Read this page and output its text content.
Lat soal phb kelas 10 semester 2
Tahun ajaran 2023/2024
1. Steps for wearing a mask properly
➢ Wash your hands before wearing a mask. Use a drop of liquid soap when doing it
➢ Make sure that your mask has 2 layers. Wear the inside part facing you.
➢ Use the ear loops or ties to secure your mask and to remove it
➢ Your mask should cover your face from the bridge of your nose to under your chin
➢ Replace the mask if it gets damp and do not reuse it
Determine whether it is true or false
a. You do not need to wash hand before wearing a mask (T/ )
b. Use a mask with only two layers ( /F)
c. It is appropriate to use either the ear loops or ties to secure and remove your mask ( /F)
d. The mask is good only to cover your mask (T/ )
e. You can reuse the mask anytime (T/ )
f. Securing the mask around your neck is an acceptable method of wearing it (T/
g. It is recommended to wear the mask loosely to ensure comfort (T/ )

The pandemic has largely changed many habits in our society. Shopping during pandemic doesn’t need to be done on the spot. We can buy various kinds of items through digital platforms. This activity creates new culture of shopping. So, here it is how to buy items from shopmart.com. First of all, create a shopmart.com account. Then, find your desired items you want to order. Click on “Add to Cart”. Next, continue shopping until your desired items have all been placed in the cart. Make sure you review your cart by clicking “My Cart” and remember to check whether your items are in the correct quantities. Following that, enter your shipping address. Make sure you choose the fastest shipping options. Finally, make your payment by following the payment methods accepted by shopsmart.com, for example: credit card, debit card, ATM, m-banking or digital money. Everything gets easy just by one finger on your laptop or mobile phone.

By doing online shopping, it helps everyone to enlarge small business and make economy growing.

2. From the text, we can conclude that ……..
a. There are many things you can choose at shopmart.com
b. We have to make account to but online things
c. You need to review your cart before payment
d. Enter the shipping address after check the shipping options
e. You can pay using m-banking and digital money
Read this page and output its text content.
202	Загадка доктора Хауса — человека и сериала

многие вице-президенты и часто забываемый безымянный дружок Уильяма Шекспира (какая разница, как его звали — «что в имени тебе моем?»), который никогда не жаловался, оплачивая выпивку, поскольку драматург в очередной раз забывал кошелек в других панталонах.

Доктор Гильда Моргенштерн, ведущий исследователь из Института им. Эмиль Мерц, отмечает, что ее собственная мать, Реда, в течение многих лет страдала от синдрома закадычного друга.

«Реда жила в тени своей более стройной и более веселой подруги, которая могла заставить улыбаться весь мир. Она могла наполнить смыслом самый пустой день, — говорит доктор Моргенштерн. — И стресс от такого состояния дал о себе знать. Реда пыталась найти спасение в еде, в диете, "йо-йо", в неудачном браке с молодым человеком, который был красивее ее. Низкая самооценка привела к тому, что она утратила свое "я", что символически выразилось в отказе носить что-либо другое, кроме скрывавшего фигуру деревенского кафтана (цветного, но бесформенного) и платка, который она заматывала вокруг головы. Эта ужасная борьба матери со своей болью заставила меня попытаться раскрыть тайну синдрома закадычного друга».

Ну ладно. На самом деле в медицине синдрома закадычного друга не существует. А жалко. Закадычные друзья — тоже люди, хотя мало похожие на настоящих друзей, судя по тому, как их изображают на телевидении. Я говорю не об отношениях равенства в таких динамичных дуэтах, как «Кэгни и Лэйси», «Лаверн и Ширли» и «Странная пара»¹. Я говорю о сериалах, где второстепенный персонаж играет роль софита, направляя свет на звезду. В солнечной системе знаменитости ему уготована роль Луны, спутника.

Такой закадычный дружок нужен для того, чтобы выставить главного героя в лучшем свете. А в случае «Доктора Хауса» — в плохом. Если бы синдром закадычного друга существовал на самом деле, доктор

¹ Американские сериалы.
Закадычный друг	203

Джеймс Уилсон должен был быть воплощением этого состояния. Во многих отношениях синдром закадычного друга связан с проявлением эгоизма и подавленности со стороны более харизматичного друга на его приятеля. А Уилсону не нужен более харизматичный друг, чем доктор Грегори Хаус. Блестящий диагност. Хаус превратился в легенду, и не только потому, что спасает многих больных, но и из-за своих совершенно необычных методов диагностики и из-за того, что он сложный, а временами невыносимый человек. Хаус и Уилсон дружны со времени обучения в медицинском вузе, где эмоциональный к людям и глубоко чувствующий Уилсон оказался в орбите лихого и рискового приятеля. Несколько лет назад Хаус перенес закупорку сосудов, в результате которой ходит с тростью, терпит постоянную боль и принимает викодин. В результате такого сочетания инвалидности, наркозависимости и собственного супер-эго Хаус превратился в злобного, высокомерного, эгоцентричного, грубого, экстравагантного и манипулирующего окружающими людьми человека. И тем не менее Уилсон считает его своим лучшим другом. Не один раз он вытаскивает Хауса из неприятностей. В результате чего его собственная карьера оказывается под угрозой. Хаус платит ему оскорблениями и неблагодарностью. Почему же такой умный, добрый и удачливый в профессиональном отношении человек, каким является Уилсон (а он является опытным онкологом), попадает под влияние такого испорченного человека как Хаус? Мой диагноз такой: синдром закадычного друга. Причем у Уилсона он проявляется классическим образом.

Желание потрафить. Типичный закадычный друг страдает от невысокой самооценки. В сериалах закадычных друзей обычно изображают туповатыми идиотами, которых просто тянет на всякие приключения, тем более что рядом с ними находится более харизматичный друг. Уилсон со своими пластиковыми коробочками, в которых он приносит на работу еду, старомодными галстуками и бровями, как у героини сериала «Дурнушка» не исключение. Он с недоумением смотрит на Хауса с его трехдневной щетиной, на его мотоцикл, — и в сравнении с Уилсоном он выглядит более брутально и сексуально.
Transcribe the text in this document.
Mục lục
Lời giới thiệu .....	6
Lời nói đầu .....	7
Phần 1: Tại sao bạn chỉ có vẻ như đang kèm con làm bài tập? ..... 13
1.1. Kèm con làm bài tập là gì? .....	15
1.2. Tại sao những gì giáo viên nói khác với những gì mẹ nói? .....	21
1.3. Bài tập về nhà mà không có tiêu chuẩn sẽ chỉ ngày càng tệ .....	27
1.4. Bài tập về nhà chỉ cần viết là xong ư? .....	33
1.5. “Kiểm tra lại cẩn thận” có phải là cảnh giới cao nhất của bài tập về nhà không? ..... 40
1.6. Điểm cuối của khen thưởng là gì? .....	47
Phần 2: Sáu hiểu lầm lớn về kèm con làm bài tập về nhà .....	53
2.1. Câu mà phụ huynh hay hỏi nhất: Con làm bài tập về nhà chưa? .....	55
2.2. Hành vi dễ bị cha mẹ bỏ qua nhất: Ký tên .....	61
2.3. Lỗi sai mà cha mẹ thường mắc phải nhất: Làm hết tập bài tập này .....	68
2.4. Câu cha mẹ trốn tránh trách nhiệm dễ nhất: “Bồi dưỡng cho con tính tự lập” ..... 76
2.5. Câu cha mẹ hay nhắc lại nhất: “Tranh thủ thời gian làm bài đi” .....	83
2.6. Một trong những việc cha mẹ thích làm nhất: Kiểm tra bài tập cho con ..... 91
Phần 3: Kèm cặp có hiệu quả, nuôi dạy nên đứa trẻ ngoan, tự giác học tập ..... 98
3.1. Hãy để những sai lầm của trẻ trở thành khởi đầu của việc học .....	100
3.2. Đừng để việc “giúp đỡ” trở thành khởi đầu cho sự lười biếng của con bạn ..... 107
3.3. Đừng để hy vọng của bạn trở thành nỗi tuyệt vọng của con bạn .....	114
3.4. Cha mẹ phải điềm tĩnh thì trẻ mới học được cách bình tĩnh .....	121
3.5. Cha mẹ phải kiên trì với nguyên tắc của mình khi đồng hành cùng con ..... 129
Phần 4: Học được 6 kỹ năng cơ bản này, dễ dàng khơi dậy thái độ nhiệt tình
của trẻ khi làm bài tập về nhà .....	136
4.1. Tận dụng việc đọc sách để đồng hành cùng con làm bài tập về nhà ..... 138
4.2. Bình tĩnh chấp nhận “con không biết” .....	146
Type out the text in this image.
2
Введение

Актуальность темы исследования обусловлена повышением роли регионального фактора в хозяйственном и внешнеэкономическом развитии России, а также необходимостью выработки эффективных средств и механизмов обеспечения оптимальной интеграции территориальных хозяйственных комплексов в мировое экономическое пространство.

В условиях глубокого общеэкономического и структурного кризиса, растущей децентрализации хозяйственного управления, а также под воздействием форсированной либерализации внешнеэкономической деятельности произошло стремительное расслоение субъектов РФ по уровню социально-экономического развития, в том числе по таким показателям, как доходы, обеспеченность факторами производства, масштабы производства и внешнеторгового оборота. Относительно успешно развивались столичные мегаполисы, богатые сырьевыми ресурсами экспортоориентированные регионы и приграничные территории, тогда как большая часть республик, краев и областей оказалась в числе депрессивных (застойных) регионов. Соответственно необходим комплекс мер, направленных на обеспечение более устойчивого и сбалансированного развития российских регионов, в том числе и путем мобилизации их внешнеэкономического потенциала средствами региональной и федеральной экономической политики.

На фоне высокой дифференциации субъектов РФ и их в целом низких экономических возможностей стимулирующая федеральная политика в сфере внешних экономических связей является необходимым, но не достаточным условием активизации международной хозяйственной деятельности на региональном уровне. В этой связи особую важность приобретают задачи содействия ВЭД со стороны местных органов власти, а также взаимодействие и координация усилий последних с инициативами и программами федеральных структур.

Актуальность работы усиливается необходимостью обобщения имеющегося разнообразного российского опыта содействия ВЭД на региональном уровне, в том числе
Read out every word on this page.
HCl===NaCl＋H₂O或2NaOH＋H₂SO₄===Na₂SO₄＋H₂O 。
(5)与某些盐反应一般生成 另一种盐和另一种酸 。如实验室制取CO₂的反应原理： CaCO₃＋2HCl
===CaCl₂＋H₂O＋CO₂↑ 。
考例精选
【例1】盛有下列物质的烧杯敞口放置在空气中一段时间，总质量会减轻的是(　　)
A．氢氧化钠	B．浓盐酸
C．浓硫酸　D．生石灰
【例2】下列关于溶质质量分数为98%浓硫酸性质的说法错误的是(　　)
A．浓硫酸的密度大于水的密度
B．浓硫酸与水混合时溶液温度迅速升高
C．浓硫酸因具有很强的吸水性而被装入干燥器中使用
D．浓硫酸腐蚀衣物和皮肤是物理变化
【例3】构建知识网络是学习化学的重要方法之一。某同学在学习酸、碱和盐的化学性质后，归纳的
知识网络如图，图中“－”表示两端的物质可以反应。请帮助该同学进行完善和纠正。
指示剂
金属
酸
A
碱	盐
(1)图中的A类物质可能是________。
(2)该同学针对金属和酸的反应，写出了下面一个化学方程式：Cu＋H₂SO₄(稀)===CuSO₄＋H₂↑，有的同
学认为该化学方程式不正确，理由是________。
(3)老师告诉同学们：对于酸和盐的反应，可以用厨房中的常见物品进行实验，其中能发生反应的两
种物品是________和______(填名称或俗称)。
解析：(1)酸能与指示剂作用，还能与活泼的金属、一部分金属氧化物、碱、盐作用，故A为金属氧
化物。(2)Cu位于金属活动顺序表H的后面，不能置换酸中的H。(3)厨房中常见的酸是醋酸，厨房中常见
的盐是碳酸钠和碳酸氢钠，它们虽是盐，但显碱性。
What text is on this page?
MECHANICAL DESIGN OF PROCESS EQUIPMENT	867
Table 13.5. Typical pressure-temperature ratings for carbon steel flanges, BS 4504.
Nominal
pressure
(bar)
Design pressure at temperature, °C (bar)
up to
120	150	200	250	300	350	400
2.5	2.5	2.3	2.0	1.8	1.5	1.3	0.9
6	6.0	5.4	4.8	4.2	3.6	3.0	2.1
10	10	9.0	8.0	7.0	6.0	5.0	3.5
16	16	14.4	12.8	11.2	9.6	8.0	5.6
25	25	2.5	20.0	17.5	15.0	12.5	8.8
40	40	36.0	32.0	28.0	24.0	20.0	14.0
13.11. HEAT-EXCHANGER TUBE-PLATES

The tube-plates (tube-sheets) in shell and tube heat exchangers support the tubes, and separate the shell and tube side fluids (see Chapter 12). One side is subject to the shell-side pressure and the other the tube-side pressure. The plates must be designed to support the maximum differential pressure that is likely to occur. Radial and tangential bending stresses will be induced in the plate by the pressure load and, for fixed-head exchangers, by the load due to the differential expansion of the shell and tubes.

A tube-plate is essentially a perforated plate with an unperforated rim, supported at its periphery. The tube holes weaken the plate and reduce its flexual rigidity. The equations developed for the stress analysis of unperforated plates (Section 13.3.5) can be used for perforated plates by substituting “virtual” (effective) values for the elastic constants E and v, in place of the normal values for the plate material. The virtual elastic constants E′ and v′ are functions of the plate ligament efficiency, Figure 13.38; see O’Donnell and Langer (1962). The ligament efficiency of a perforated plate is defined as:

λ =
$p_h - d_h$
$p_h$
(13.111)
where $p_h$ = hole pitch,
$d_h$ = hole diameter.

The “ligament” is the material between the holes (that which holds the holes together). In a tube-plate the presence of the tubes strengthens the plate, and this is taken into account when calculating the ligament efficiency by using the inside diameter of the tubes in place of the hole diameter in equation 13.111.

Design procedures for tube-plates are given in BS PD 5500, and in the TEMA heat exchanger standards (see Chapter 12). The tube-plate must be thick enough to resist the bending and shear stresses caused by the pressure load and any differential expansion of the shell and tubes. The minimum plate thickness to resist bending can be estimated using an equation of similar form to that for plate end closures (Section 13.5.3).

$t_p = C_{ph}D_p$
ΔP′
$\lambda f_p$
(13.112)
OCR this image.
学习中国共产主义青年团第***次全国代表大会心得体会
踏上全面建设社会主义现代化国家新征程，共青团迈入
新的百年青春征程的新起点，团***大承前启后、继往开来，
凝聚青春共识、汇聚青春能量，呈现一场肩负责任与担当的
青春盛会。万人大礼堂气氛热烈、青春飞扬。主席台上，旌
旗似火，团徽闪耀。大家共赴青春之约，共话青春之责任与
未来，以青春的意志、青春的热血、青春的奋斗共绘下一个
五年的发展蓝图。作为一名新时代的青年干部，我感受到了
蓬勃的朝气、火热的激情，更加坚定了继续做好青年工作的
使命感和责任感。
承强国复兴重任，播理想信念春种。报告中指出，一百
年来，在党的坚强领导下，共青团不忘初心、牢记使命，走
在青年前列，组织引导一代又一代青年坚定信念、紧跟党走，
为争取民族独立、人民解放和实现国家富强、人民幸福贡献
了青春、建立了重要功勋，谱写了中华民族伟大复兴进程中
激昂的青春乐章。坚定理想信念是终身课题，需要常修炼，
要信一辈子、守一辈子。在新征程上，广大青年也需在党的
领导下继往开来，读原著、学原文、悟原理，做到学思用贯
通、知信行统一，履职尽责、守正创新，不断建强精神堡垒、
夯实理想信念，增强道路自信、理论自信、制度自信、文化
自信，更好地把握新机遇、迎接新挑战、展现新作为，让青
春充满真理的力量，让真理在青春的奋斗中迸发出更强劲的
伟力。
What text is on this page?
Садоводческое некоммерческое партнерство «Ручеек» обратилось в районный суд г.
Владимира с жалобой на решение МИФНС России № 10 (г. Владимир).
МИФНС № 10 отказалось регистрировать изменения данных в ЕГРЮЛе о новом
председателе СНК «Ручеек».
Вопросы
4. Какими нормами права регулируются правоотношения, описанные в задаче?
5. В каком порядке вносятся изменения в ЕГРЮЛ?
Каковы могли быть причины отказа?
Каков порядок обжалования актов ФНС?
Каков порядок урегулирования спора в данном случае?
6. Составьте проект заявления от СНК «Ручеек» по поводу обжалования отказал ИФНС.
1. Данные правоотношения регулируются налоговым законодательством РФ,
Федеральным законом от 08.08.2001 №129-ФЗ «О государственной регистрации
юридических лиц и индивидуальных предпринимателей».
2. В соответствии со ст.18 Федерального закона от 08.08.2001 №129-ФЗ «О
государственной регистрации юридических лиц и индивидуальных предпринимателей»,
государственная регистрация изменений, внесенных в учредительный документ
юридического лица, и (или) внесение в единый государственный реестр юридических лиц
════════
Set exercise. How many lines of these entries hold the string "thành"? Answer with the number alone.

Written answer. 3